── Given information ──
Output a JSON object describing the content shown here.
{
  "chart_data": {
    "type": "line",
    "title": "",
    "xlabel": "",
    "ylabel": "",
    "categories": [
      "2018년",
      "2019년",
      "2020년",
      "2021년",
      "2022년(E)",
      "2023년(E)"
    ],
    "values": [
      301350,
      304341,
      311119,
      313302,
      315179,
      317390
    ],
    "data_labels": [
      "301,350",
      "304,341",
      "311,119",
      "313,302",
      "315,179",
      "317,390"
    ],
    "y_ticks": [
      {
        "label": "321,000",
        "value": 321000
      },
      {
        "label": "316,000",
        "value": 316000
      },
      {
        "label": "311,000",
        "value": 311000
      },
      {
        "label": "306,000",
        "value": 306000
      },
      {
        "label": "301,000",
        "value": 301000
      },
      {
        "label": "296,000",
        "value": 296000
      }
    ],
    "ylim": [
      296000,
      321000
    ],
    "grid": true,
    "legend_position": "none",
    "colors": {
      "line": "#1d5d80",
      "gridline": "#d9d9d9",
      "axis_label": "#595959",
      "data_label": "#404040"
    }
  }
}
───
- Short task: Write the material out again word for word.

- Result of the task:
Output a JSON object describing the content shown here.
{
  "chart_data": {
    "type": "line",
    "title": "",
    "xlabel": "",
    "ylabel": "",
    "categories": [
      "2018년",
      "2019년",
      "2020년",
      "2021년",
      "2022년(E)",
      "2023년(E)"
    ],
    "values": [
      301350,
      304341,
      311119,
      313302,
      315179,
      317390
    ],
    "data_labels": [
      "301,350",
      "304,341",
      "311,119",
      "313,302",
      "315,179",
      "317,390"
    ],
    "y_ticks": [
      {
        "label": "321,000",
        "value": 321000
      },
      {
        "label": "316,000",
        "value": 316000
      },
      {
        "label": "311,000",
        "value": 311000
      },
      {
        "label": "306,000",
        "value": 306000
      },
      {
        "label": "301,000",
        "value": 301000
      },
      {
        "label": "296,000",
        "value": 296000
      }
    ],
    "ylim": [
      296000,
      321000
    ],
    "grid": true,
    "legend_position": "none",
    "colors": {
      "line": "#1d5d80",
      "gridline": "#d9d9d9",
      "axis_label": "#595959",
      "data_label": "#404040"
    }
  }
}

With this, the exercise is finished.